* _REQUEST_
Print all of the data exactly as written.

** START OF RECORD SET **

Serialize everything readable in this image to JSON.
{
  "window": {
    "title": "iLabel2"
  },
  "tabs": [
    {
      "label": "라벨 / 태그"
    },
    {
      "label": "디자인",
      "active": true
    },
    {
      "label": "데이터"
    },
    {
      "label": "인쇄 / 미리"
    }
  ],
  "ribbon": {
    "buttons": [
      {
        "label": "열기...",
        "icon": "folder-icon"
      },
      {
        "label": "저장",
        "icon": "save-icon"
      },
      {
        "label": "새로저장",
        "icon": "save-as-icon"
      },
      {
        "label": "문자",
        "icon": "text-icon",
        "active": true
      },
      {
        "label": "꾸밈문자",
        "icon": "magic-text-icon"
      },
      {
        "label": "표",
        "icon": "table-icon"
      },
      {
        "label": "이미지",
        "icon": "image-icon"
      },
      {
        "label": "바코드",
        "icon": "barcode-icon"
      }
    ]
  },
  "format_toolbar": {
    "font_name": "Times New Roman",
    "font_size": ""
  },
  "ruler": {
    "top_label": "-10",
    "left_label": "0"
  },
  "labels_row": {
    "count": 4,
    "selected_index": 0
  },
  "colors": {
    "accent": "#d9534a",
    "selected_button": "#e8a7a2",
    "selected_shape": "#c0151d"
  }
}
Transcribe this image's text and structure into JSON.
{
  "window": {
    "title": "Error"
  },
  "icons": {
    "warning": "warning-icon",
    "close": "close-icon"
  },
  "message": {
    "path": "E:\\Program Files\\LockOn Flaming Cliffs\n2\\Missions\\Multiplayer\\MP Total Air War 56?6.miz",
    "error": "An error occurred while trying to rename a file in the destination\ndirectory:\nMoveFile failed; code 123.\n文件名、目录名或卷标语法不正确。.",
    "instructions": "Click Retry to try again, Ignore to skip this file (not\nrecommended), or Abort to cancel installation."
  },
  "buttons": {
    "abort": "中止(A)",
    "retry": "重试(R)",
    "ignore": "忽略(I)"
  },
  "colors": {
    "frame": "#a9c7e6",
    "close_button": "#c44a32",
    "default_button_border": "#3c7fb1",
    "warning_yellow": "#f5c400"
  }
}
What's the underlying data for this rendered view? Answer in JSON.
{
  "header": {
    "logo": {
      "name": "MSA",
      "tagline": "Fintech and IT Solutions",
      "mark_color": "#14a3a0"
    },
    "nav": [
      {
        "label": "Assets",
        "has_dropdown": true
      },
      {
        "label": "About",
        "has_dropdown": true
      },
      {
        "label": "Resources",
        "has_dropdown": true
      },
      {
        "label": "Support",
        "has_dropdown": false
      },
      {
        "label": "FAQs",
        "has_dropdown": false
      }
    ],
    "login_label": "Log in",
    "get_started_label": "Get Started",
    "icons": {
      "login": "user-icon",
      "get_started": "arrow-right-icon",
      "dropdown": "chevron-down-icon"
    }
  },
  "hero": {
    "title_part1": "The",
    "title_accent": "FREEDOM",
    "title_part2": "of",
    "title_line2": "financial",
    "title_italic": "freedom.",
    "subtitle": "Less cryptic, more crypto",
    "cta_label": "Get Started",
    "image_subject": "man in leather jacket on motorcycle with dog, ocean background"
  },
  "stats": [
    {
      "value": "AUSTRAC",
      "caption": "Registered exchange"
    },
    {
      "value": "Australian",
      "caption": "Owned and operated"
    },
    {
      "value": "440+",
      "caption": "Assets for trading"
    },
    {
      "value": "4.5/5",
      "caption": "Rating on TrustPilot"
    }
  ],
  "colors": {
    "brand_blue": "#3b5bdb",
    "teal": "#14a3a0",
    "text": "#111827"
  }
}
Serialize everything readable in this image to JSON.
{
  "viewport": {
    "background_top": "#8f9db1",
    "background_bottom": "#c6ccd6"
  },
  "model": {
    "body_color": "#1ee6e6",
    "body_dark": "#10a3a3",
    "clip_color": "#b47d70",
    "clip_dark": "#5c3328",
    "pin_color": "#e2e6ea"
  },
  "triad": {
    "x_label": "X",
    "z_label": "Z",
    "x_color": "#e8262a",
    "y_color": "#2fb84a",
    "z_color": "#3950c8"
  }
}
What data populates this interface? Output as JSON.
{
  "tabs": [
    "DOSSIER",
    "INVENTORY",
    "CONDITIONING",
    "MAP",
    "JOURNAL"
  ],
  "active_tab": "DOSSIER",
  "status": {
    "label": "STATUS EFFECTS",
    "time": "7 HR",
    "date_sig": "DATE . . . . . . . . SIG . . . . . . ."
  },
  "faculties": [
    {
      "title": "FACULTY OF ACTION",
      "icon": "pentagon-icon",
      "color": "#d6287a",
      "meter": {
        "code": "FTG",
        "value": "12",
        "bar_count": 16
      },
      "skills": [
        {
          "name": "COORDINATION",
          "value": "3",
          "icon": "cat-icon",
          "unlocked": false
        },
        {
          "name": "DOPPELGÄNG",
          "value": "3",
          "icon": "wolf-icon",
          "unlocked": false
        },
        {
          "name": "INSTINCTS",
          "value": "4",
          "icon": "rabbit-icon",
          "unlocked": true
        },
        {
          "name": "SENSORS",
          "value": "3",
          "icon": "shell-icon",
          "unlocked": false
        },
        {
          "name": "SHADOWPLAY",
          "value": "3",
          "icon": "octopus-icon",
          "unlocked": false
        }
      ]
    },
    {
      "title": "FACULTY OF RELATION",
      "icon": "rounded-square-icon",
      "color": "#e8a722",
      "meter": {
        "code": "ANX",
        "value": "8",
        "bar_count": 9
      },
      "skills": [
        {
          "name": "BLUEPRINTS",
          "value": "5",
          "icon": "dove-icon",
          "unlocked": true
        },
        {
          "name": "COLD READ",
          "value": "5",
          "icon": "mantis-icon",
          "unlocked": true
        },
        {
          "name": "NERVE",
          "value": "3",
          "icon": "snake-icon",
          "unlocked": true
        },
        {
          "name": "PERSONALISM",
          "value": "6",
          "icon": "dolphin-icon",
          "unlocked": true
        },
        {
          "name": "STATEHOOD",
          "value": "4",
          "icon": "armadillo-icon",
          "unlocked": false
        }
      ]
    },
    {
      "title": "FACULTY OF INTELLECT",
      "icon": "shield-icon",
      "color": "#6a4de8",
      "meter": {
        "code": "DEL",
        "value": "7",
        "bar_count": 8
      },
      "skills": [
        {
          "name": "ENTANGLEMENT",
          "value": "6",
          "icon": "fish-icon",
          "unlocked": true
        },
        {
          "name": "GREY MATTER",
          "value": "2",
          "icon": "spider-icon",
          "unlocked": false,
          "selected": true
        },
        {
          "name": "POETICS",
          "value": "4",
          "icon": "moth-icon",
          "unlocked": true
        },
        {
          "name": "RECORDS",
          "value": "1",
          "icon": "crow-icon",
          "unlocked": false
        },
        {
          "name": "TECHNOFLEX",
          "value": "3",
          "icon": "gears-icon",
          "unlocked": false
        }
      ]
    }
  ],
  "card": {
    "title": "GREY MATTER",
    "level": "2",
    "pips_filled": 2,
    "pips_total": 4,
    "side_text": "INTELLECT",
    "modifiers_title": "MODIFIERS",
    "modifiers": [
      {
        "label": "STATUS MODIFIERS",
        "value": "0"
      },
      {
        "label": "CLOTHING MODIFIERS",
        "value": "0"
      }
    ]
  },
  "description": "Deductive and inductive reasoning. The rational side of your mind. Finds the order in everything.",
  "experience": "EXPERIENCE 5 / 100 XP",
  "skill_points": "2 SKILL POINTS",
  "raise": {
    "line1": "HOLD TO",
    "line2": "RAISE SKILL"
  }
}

** END OF RECORD SET **

* _SOLUTION_
Serialize everything readable in this image to JSON.
{
  "window": {
    "title": "iLabel2"
  },
  "tabs": [
    {
      "label": "라벨 / 태그"
    },
    {
      "label": "디자인",
      "active": true
    },
    {
      "label": "데이터"
    },
    {
      "label": "인쇄 / 미리"
    }
  ],
  "ribbon": {
    "buttons": [
      {
        "label": "열기...",
        "icon": "folder-icon"
      },
      {
        "label": "저장",
        "icon": "save-icon"
      },
      {
        "label": "새로저장",
        "icon": "save-as-icon"
      },
      {
        "label": "문자",
        "icon": "text-icon",
        "active": true
      },
      {
        "label": "꾸밈문자",
        "icon": "magic-text-icon"
      },
      {
        "label": "표",
        "icon": "table-icon"
      },
      {
        "label": "이미지",
        "icon": "image-icon"
      },
      {
        "label": "바코드",
        "icon": "barcode-icon"
      }
    ]
  },
  "format_toolbar": {
    "font_name": "Times New Roman",
    "font_size": ""
  },
  "ruler": {
    "top_label": "-10",
    "left_label": "0"
  },
  "labels_row": {
    "count": 4,
    "selected_index": 0
  },
  "colors": {
    "accent": "#d9534a",
    "selected_button": "#e8a7a2",
    "selected_shape": "#c0151d"
  }
}
Transcribe this image's text and structure into JSON.
{
  "window": {
    "title": "Error"
  },
  "icons": {
    "warning": "warning-icon",
    "close": "close-icon"
  },
  "message": {
    "path": "E:\\Program Files\\LockOn Flaming Cliffs\n2\\Missions\\Multiplayer\\MP Total Air War 56?6.miz",
    "error": "An error occurred while trying to rename a file in the destination\ndirectory:\nMoveFile failed; code 123.\n文件名、目录名或卷标语法不正确。.",
    "instructions": "Click Retry to try again, Ignore to skip this file (not\nrecommended), or Abort to cancel installation."
  },
  "buttons": {
    "abort": "中止(A)",
    "retry": "重试(R)",
    "ignore": "忽略(I)"
  },
  "colors": {
    "frame": "#a9c7e6",
    "close_button": "#c44a32",
    "default_button_border": "#3c7fb1",
    "warning_yellow": "#f5c400"
  }
}
What's the underlying data for this rendered view? Answer in JSON.
{
  "header": {
    "logo": {
      "name": "MSA",
      "tagline": "Fintech and IT Solutions",
      "mark_color": "#14a3a0"
    },
    "nav": [
      {
        "label": "Assets",
        "has_dropdown": true
      },
      {
        "label": "About",
        "has_dropdown": true
      },
      {
        "label": "Resources",
        "has_dropdown": true
      },
      {
        "label": "Support",
        "has_dropdown": false
      },
      {
        "label": "FAQs",
        "has_dropdown": false
      }
    ],
    "login_label": "Log in",
    "get_started_label": "Get Started",
    "icons": {
      "login": "user-icon",
      "get_started": "arrow-right-icon",
      "dropdown": "chevron-down-icon"
    }
  },
  "hero": {
    "title_part1": "The",
    "title_accent": "FREEDOM",
    "title_part2": "of",
    "title_line2": "financial",
    "title_italic": "freedom.",
    "subtitle": "Less cryptic, more crypto",
    "cta_label": "Get Started",
    "image_subject": "man in leather jacket on motorcycle with dog, ocean background"
  },
  "stats": [
    {
      "value": "AUSTRAC",
      "caption": "Registered exchange"
    },
    {
      "value": "Australian",
      "caption": "Owned and operated"
    },
    {
      "value": "440+",
      "caption": "Assets for trading"
    },
    {
      "value": "4.5/5",
      "caption": "Rating on TrustPilot"
    }
  ],
  "colors": {
    "brand_blue": "#3b5bdb",
    "teal": "#14a3a0",
    "text": "#111827"
  }
}
Serialize everything readable in this image to JSON.
{
  "viewport": {
    "background_top": "#8f9db1",
    "background_bottom": "#c6ccd6"
  },
  "model": {
    "body_color": "#1ee6e6",
    "body_dark": "#10a3a3",
    "clip_color": "#b47d70",
    "clip_dark": "#5c3328",
    "pin_color": "#e2e6ea"
  },
  "triad": {
    "x_label": "X",
    "z_label": "Z",
    "x_color": "#e8262a",
    "y_color": "#2fb84a",
    "z_color": "#3950c8"
  }
}
What data populates this interface? Output as JSON.
{
  "tabs": [
    "DOSSIER",
    "INVENTORY",
    "CONDITIONING",
    "MAP",
    "JOURNAL"
  ],
  "active_tab": "DOSSIER",
  "status": {
    "label": "STATUS EFFECTS",
    "time": "7 HR",
    "date_sig": "DATE . . . . . . . . SIG . . . . . . ."
  },
  "faculties": [
    {
      "title": "FACULTY OF ACTION",
      "icon": "pentagon-icon",
      "color": "#d6287a",
      "meter": {
        "code": "FTG",
        "value": "12",
        "bar_count": 16
      },
      "skills": [
        {
          "name": "COORDINATION",
          "value": "3",
          "icon": "cat-icon",
          "unlocked": false
        },
        {
          "name": "DOPPELGÄNG",
          "value": "3",
          "icon": "wolf-icon",
          "unlocked": false
        },
        {
          "name": "INSTINCTS",
          "value": "4",
          "icon": "rabbit-icon",
          "unlocked": true
        },
        {
          "name": "SENSORS",
          "value": "3",
          "icon": "shell-icon",
          "unlocked": false
        },
        {
          "name": "SHADOWPLAY",
          "value": "3",
          "icon": "octopus-icon",
          "unlocked": false
        }
      ]
    },
    {
      "title": "FACULTY OF RELATION",
      "icon": "rounded-square-icon",
      "color": "#e8a722",
      "meter": {
        "code": "ANX",
        "value": "8",
        "bar_count": 9
      },
      "skills": [
        {
          "name": "BLUEPRINTS",
          "value": "5",
          "icon": "dove-icon",
          "unlocked": true
        },
        {
          "name": "COLD READ",
          "value": "5",
          "icon": "mantis-icon",
          "unlocked": true
        },
        {
          "name": "NERVE",
          "value": "3",
          "icon": "snake-icon",
          "unlocked": true
        },
        {
          "name": "PERSONALISM",
          "value": "6",
          "icon": "dolphin-icon",
          "unlocked": true
        },
        {
          "name": "STATEHOOD",
          "value": "4",
          "icon": "armadillo-icon",
          "unlocked": false
        }
      ]
    },
    {
      "title": "FACULTY OF INTELLECT",
      "icon": "shield-icon",
      "color": "#6a4de8",
      "meter": {
        "code": "DEL",
        "value": "7",
        "bar_count": 8
      },
      "skills": [
        {
          "name": "ENTANGLEMENT",
          "value": "6",
          "icon": "fish-icon",
          "unlocked": true
        },
        {
          "name": "GREY MATTER",
          "value": "2",
          "icon": "spider-icon",
          "unlocked": false,
          "selected": true
        },
        {
          "name": "POETICS",
          "value": "4",
          "icon": "moth-icon",
          "unlocked": true
        },
        {
          "name": "RECORDS",
          "value": "1",
          "icon": "crow-icon",
          "unlocked": false
        },
        {
          "name": "TECHNOFLEX",
          "value": "3",
          "icon": "gears-icon",
          "unlocked": false
        }
      ]
    }
  ],
  "card": {
    "title": "GREY MATTER",
    "level": "2",
    "pips_filled": 2,
    "pips_total": 4,
    "side_text": "INTELLECT",
    "modifiers_title": "MODIFIERS",
    "modifiers": [
      {
        "label": "STATUS MODIFIERS",
        "value": "0"
      },
      {
        "label": "CLOTHING MODIFIERS",
        "value": "0"
      }
    ]
  },
  "description": "Deductive and inductive reasoning. The rational side of your mind. Finds the order in everything.",
  "experience": "EXPERIENCE 5 / 100 XP",
  "skill_points": "2 SKILL POINTS",
  "raise": {
    "line1": "HOLD TO",
    "line2": "RAISE SKILL"
  }
}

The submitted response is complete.